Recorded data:
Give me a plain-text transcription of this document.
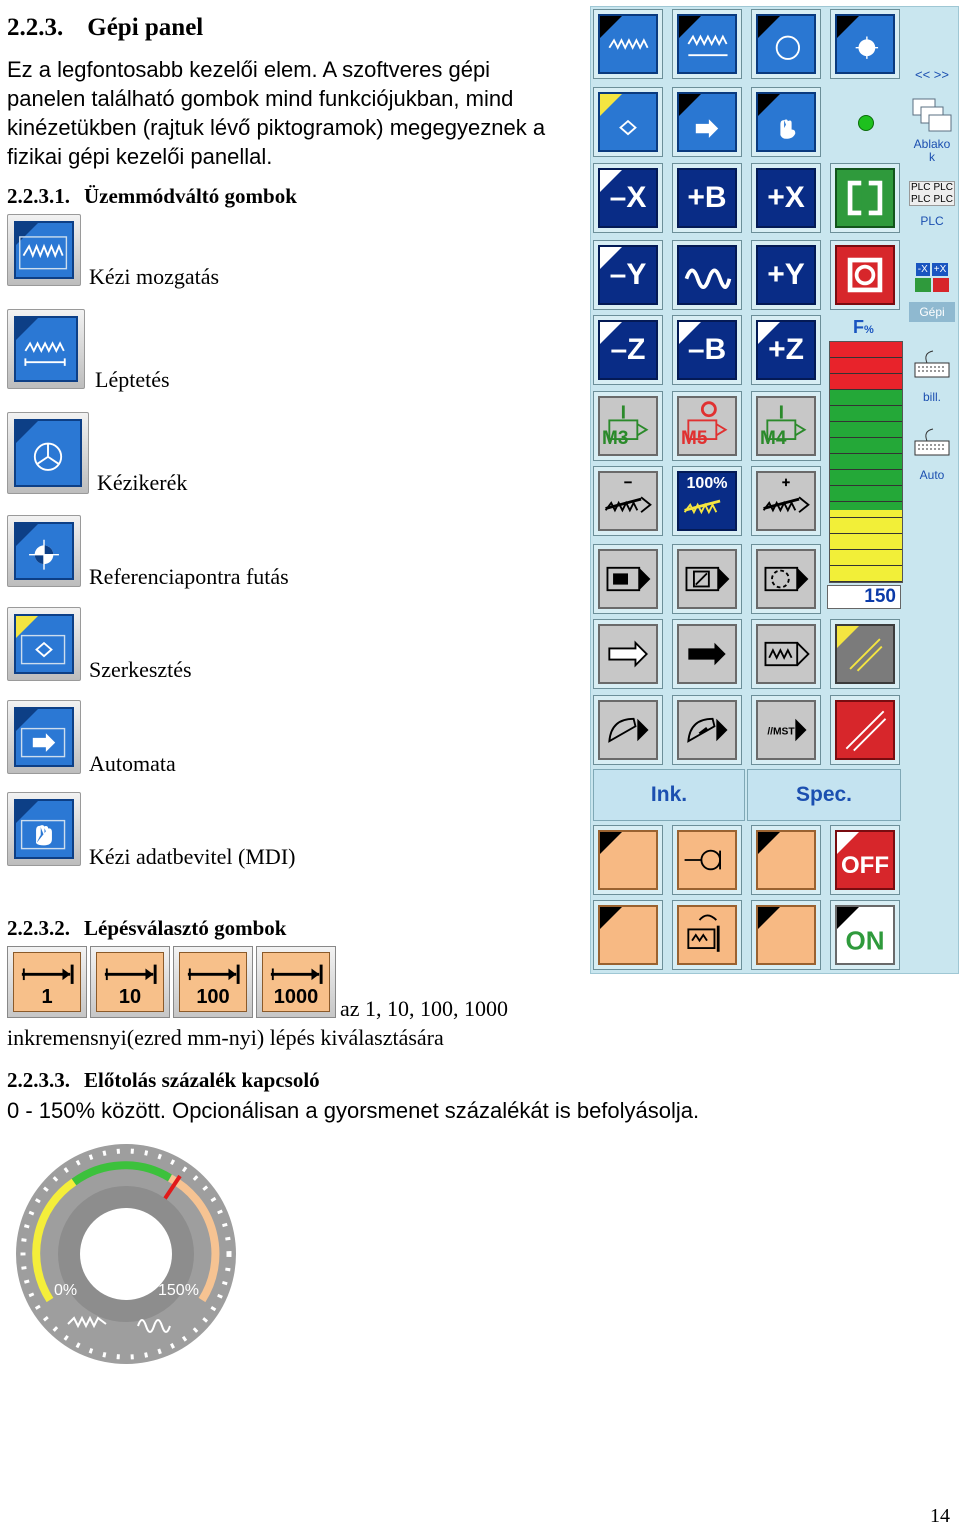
2.2.3. Gépi panel
Ez a legfontosabb kezelői elem. A szoftveres gépi
panelen található gombok mind funkciójukban, mind
kinézetükben (rajtuk lévő piktogramok) megegyeznek a
fizikai gépi kezelői panellal.
2.2.3.1. Üzemmódváltó gombok
Kézi mozgatás
Léptetés
Kézikerék
Referenciapontra futás
Szerkesztés
Automata
Kézi adatbevitel (MDI)
2.2.3.2. Lépésválasztó gombok
1	10	100	1000 az 1, 10, 100, 1000
inkremensnyi(ezred mm-nyi) lépés kiválasztására
2.2.3.3. Előtolás százalék kapcsoló
0 - 150% között. Opcionálisan a gyorsmenet százalékát is befolyásolja.
0%	150%
<< >>
Ablako k
–X	+B	+X	PLC PLC
PLC PLC
PLC
–Y	+Y	-X +X
Gépi
–Z	–B	+Z
F%
150
bill.
Auto
M3	M5	M4
100%
//MST
Ink.	Spec.
OFF
ON
14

_Given request:_ Reproduce the whole listing exactly, but not the images in it.

_Written response:_
Give me a plain-text transcription of this document.
2.2.3. Gépi panel
Ez a legfontosabb kezelői elem. A szoftveres gépi
panelen található gombok mind funkciójukban, mind
kinézetükben (rajtuk lévő piktogramok) megegyeznek a
fizikai gépi kezelői panellal.
2.2.3.1. Üzemmódváltó gombok
Kézi mozgatás
Léptetés
Kézikerék
Referenciapontra futás
Szerkesztés
Automata
Kézi adatbevitel (MDI)
2.2.3.2. Lépésválasztó gombok
1	10	100	1000 az 1, 10, 100, 1000
inkremensnyi(ezred mm-nyi) lépés kiválasztására
2.2.3.3. Előtolás százalék kapcsoló
0 - 150% között. Opcionálisan a gyorsmenet százalékát is befolyásolja.
0%	150%
<< >>
Ablako k
–X	+B	+X	PLC PLC
PLC PLC
PLC
–Y	+Y	-X +X
Gépi
–Z	–B	+Z
F%
150
bill.
Auto
M3	M5	M4
100%
//MST
Ink.	Spec.
OFF
ON
14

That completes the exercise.